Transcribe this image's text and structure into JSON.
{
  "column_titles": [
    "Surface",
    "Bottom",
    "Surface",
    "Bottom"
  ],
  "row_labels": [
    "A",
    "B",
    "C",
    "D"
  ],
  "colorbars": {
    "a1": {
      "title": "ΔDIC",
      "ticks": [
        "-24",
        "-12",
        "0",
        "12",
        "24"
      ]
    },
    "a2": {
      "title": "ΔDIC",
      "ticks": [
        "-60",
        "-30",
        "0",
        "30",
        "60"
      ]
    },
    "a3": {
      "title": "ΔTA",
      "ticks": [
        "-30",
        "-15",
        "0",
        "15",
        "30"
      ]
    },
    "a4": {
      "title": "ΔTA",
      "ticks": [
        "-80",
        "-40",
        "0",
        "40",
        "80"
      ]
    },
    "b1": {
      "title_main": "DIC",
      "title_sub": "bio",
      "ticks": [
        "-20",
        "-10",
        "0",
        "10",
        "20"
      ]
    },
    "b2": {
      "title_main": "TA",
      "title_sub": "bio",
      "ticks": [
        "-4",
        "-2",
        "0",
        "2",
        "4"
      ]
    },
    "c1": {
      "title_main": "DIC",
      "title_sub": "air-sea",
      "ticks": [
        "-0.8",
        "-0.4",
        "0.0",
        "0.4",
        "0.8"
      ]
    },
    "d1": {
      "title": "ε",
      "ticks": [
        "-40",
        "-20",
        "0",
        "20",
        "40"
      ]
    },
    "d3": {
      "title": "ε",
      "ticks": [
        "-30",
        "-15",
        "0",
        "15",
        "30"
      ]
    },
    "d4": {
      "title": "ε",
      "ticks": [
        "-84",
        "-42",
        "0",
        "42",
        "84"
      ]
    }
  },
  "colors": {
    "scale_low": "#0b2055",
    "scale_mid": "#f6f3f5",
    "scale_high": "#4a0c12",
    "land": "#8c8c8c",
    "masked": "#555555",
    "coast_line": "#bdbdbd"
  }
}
##########
- [Your goal]: Please repeat the listing exactly, with nothing left out.

- [Result below]:
Transcribe this image's text and structure into JSON.
{
  "column_titles": [
    "Surface",
    "Bottom",
    "Surface",
    "Bottom"
  ],
  "row_labels": [
    "A",
    "B",
    "C",
    "D"
  ],
  "colorbars": {
    "a1": {
      "title": "ΔDIC",
      "ticks": [
        "-24",
        "-12",
        "0",
        "12",
        "24"
      ]
    },
    "a2": {
      "title": "ΔDIC",
      "ticks": [
        "-60",
        "-30",
        "0",
        "30",
        "60"
      ]
    },
    "a3": {
      "title": "ΔTA",
      "ticks": [
        "-30",
        "-15",
        "0",
        "15",
        "30"
      ]
    },
    "a4": {
      "title": "ΔTA",
      "ticks": [
        "-80",
        "-40",
        "0",
        "40",
        "80"
      ]
    },
    "b1": {
      "title_main": "DIC",
      "title_sub": "bio",
      "ticks": [
        "-20",
        "-10",
        "0",
        "10",
        "20"
      ]
    },
    "b2": {
      "title_main": "TA",
      "title_sub": "bio",
      "ticks": [
        "-4",
        "-2",
        "0",
        "2",
        "4"
      ]
    },
    "c1": {
      "title_main": "DIC",
      "title_sub": "air-sea",
      "ticks": [
        "-0.8",
        "-0.4",
        "0.0",
        "0.4",
        "0.8"
      ]
    },
    "d1": {
      "title": "ε",
      "ticks": [
        "-40",
        "-20",
        "0",
        "20",
        "40"
      ]
    },
    "d3": {
      "title": "ε",
      "ticks": [
        "-30",
        "-15",
        "0",
        "15",
        "30"
      ]
    },
    "d4": {
      "title": "ε",
      "ticks": [
        "-84",
        "-42",
        "0",
        "42",
        "84"
      ]
    }
  },
  "colors": {
    "scale_low": "#0b2055",
    "scale_mid": "#f6f3f5",
    "scale_high": "#4a0c12",
    "land": "#8c8c8c",
    "masked": "#555555",
    "coast_line": "#bdbdbd"
  }
}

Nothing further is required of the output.